[Exercise]
Only a number is wanted: how many lines in the records below contain "English"?

[Entries taken from a collection]
(begin)
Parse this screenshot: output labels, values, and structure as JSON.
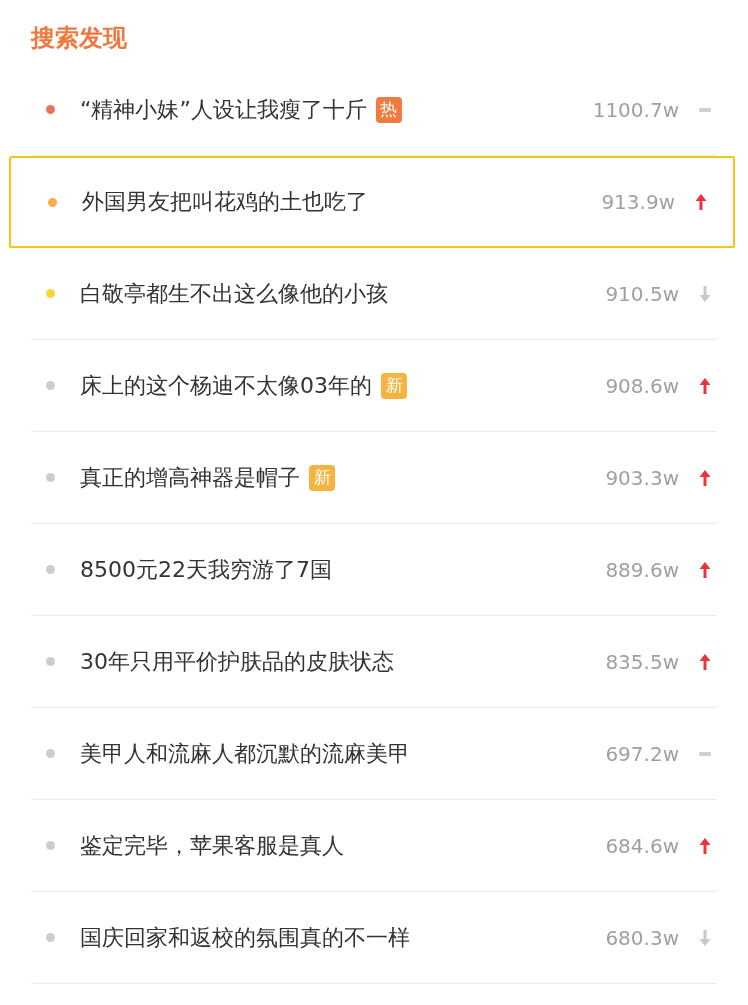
{
  "section_title": "搜索发现",
  "items": [
    {
      "text": "“精神小妹”人设让我瘦了十斤",
      "badge": {
        "text": "热",
        "color": "#f07b3f"
      },
      "count": "1100.7w",
      "kind": "flat",
      "color": "#f0715a",
      "selected": false
    },
    {
      "text": "外国男友把叫花鸡的土也吃了",
      "count": "913.9w",
      "kind": "up",
      "color": "#f5ad4e",
      "selected": true
    },
    {
      "text": "白敬亭都生不出这么像他的小孩",
      "count": "910.5w",
      "kind": "down",
      "color": "#f8d53c",
      "selected": false
    },
    {
      "text": "床上的这个杨迪不太像03年的",
      "badge": {
        "text": "新",
        "color": "#f4b43f"
      },
      "count": "908.6w",
      "kind": "up",
      "color": "#cccccc",
      "selected": false
    },
    {
      "text": "真正的增高神器是帽子",
      "badge": {
        "text": "新",
        "color": "#f4b43f"
      },
      "count": "903.3w",
      "kind": "up",
      "color": "#cccccc",
      "selected": false
    },
    {
      "text": "8500元22天我穷游了7国",
      "count": "889.6w",
      "kind": "up",
      "color": "#cccccc",
      "selected": false
    },
    {
      "text": "30年只用平价护肤品的皮肤状态",
      "count": "835.5w",
      "kind": "up",
      "color": "#cccccc",
      "selected": false
    },
    {
      "text": "美甲人和流麻人都沉默的流麻美甲",
      "count": "697.2w",
      "kind": "flat",
      "color": "#cccccc",
      "selected": false
    },
    {
      "text": "鉴定完毕，苹果客服是真人",
      "count": "684.6w",
      "kind": "up",
      "color": "#cccccc",
      "selected": false
    },
    {
      "text": "国庆回家和返校的氛围真的不一样",
      "count": "680.3w",
      "kind": "down",
      "color": "#cccccc",
      "selected": false
    }
  ]
}
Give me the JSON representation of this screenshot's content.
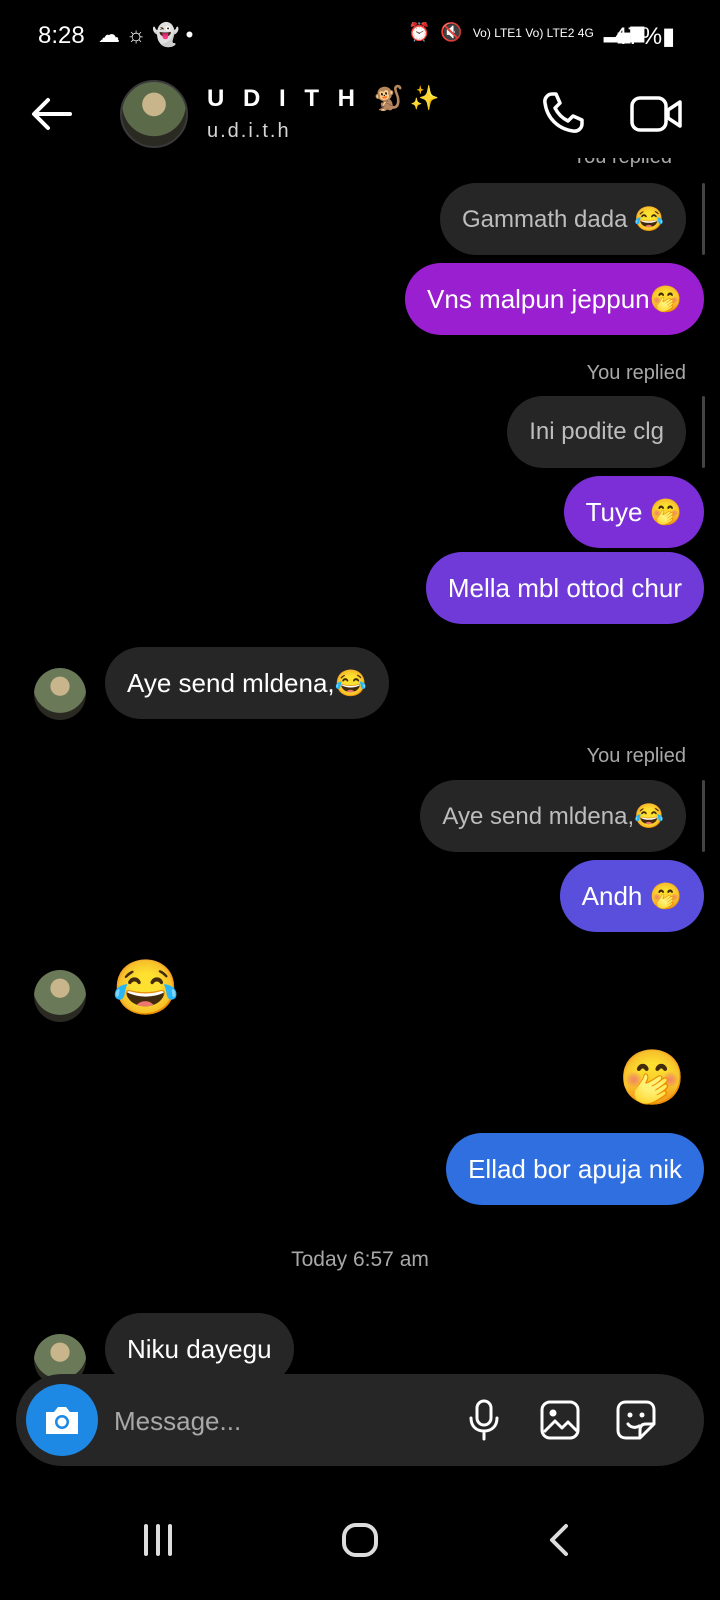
{
  "status_bar": {
    "time": "8:28",
    "left_icons": [
      "cloud-icon",
      "sun-icon",
      "snapchat-icon",
      "dot-icon"
    ],
    "network": "Vo) LTE1 Vo) LTE2 4G",
    "battery": "47%"
  },
  "header": {
    "name": "U D I T H 🐒✨",
    "username": "u.d.i.t.h"
  },
  "messages": {
    "reply1_label": "You replied",
    "reply1_quote": "Gammath dada 😂",
    "m1": "Vns malpun jeppun🤭",
    "reply2_label": "You replied",
    "reply2_quote": "Ini podite clg",
    "m2": "Tuye 🤭",
    "m3": "Mella mbl ottod chur",
    "in1": "Aye send mldena,😂",
    "reply3_label": "You replied",
    "reply3_quote": "Aye send mldena,😂",
    "m4": "Andh 🤭",
    "in2": "😂",
    "m5": "🤭",
    "m6": "Ellad bor apuja nik",
    "timestamp": "Today 6:57 am",
    "in3": "Niku dayegu"
  },
  "bubble_colors": {
    "m1": "#9a1fd0",
    "m2": "#7c2fd6",
    "m3": "#6f3ad8",
    "m4": "#5a4fdc",
    "m6": "#2f6fe0"
  },
  "composer": {
    "placeholder": "Message..."
  }
}
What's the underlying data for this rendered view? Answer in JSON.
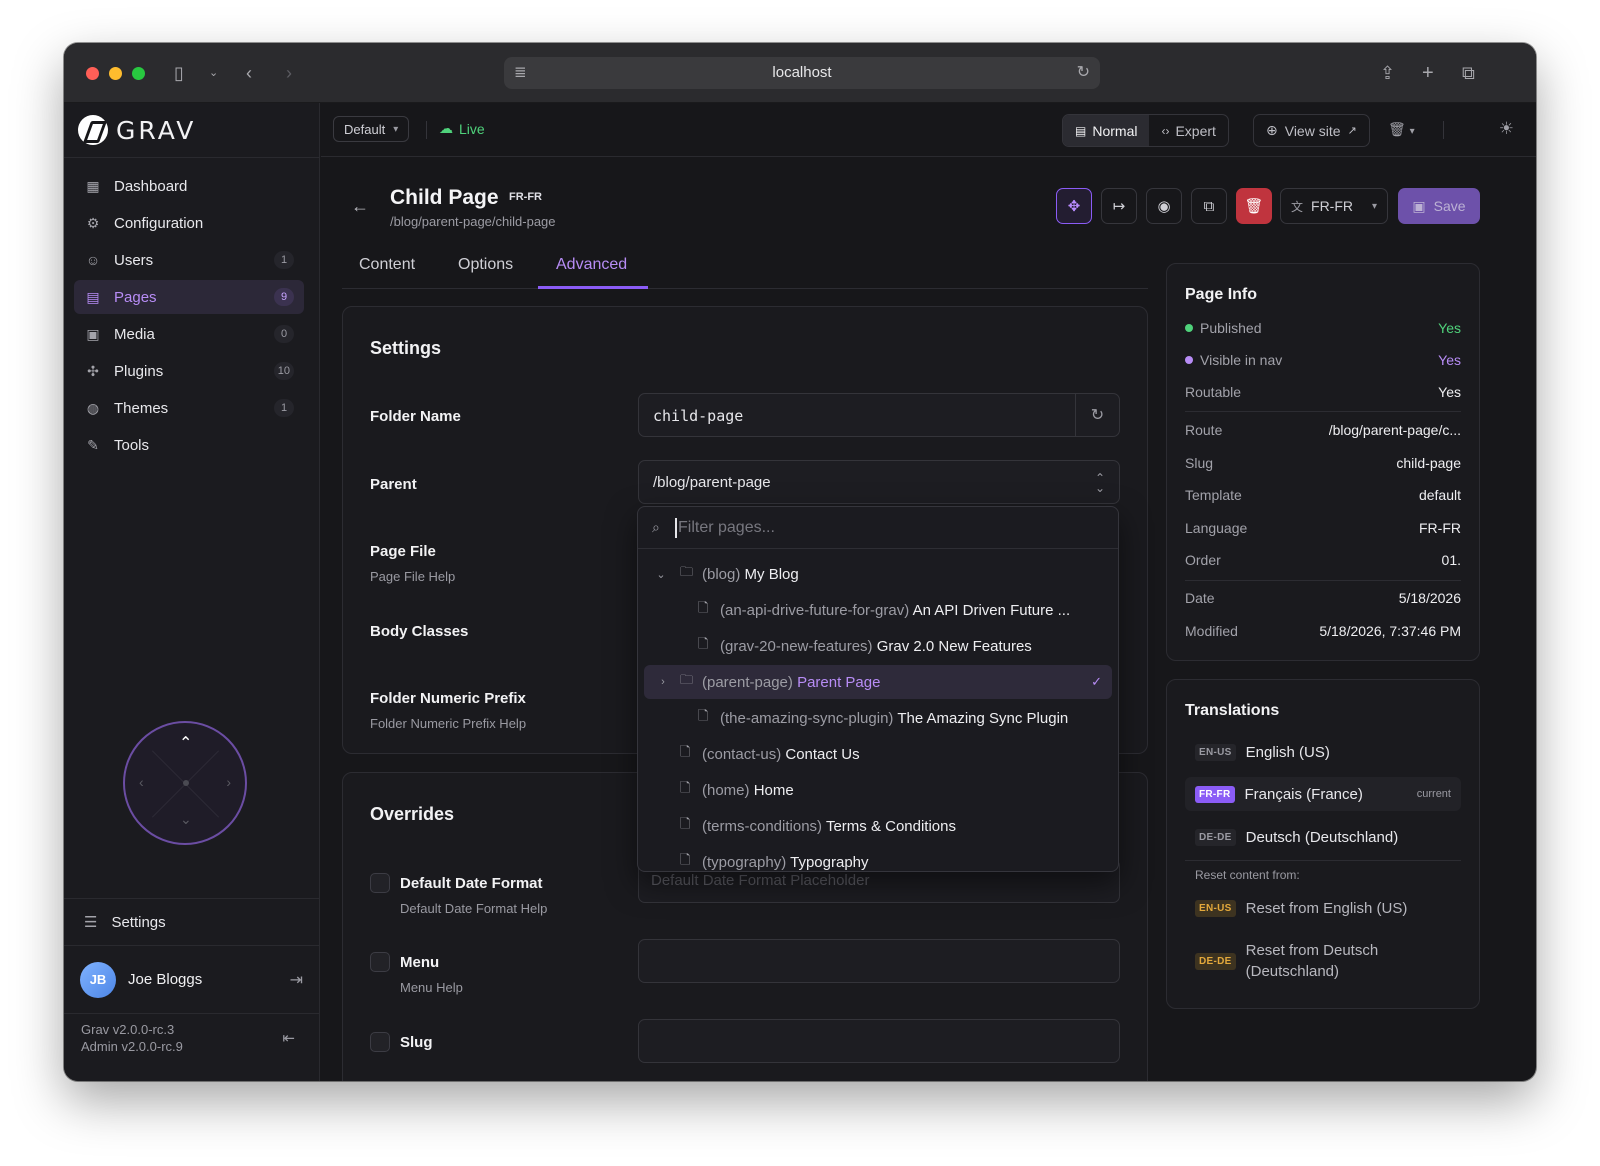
{
  "browser": {
    "url": "localhost"
  },
  "sidebar": {
    "brand": "GRAV",
    "items": [
      {
        "label": "Dashboard",
        "icon": "dashboard-icon",
        "count": ""
      },
      {
        "label": "Configuration",
        "icon": "gear-icon",
        "count": ""
      },
      {
        "label": "Users",
        "icon": "users-icon",
        "count": "1"
      },
      {
        "label": "Pages",
        "icon": "page-icon",
        "count": "9",
        "active": true
      },
      {
        "label": "Media",
        "icon": "image-icon",
        "count": "0"
      },
      {
        "label": "Plugins",
        "icon": "puzzle-icon",
        "count": "10"
      },
      {
        "label": "Themes",
        "icon": "palette-icon",
        "count": "1"
      },
      {
        "label": "Tools",
        "icon": "wrench-icon",
        "count": ""
      }
    ],
    "settings_label": "Settings",
    "user": {
      "initials": "JB",
      "name": "Joe Bloggs"
    },
    "version_line1": "Grav v2.0.0-rc.3",
    "version_line2": "Admin v2.0.0-rc.9"
  },
  "topbar": {
    "environment": "Default",
    "status": "Live",
    "mode_normal": "Normal",
    "mode_expert": "Expert",
    "view_site": "View site"
  },
  "page": {
    "title": "Child Page",
    "lang": "FR-FR",
    "route": "/blog/parent-page/child-page",
    "lang_select": "FR-FR",
    "save_label": "Save"
  },
  "tabs": [
    "Content",
    "Options",
    "Advanced"
  ],
  "settings": {
    "title": "Settings",
    "folder_name_label": "Folder Name",
    "folder_name_value": "child-page",
    "parent_label": "Parent",
    "parent_value": "/blog/parent-page",
    "page_file_label": "Page File",
    "page_file_help": "Page File Help",
    "body_classes_label": "Body Classes",
    "folder_prefix_label": "Folder Numeric Prefix",
    "folder_prefix_help": "Folder Numeric Prefix Help"
  },
  "overrides": {
    "title": "Overrides",
    "date_format_label": "Default Date Format",
    "date_format_help": "Default Date Format Help",
    "date_format_placeholder": "Default Date Format Placeholder",
    "menu_label": "Menu",
    "menu_help": "Menu Help",
    "slug_label": "Slug"
  },
  "dropdown": {
    "placeholder": "Filter pages...",
    "items": [
      {
        "slug": "(blog)",
        "title": "My Blog",
        "type": "folder",
        "expanded": true,
        "depth": 0
      },
      {
        "slug": "(an-api-drive-future-for-grav)",
        "title": "An API Driven Future ...",
        "type": "file",
        "depth": 1
      },
      {
        "slug": "(grav-20-new-features)",
        "title": "Grav 2.0 New Features",
        "type": "file",
        "depth": 1
      },
      {
        "slug": "(parent-page)",
        "title": "Parent Page",
        "type": "folder",
        "collapsed": true,
        "depth": 1,
        "selected": true
      },
      {
        "slug": "(the-amazing-sync-plugin)",
        "title": "The Amazing Sync Plugin",
        "type": "file",
        "depth": 1
      },
      {
        "slug": "(contact-us)",
        "title": "Contact Us",
        "type": "file",
        "depth": 0
      },
      {
        "slug": "(home)",
        "title": "Home",
        "type": "file",
        "depth": 0
      },
      {
        "slug": "(terms-conditions)",
        "title": "Terms & Conditions",
        "type": "file",
        "depth": 0
      },
      {
        "slug": "(typography)",
        "title": "Typography",
        "type": "file",
        "depth": 0
      }
    ]
  },
  "page_info": {
    "title": "Page Info",
    "published_label": "Published",
    "published_value": "Yes",
    "visible_label": "Visible in nav",
    "visible_value": "Yes",
    "routable_label": "Routable",
    "routable_value": "Yes",
    "route_label": "Route",
    "route_value": "/blog/parent-page/c...",
    "slug_label": "Slug",
    "slug_value": "child-page",
    "template_label": "Template",
    "template_value": "default",
    "language_label": "Language",
    "language_value": "FR-FR",
    "order_label": "Order",
    "order_value": "01.",
    "date_label": "Date",
    "date_value": "5/18/2026",
    "modified_label": "Modified",
    "modified_value": "5/18/2026, 7:37:46 PM",
    "colors": {
      "green": "#4fd27b",
      "purple": "#b78cf5"
    }
  },
  "translations": {
    "title": "Translations",
    "items": [
      {
        "code": "EN-US",
        "name": "English (US)"
      },
      {
        "code": "FR-FR",
        "name": "Français (France)",
        "current": "current"
      },
      {
        "code": "DE-DE",
        "name": "Deutsch (Deutschland)"
      }
    ],
    "reset_label": "Reset content from:",
    "reset_items": [
      {
        "code": "EN-US",
        "name": "Reset from English (US)"
      },
      {
        "code": "DE-DE",
        "name_line1": "Reset from Deutsch",
        "name_line2": "(Deutschland)"
      }
    ]
  }
}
(end)
[Task result]
2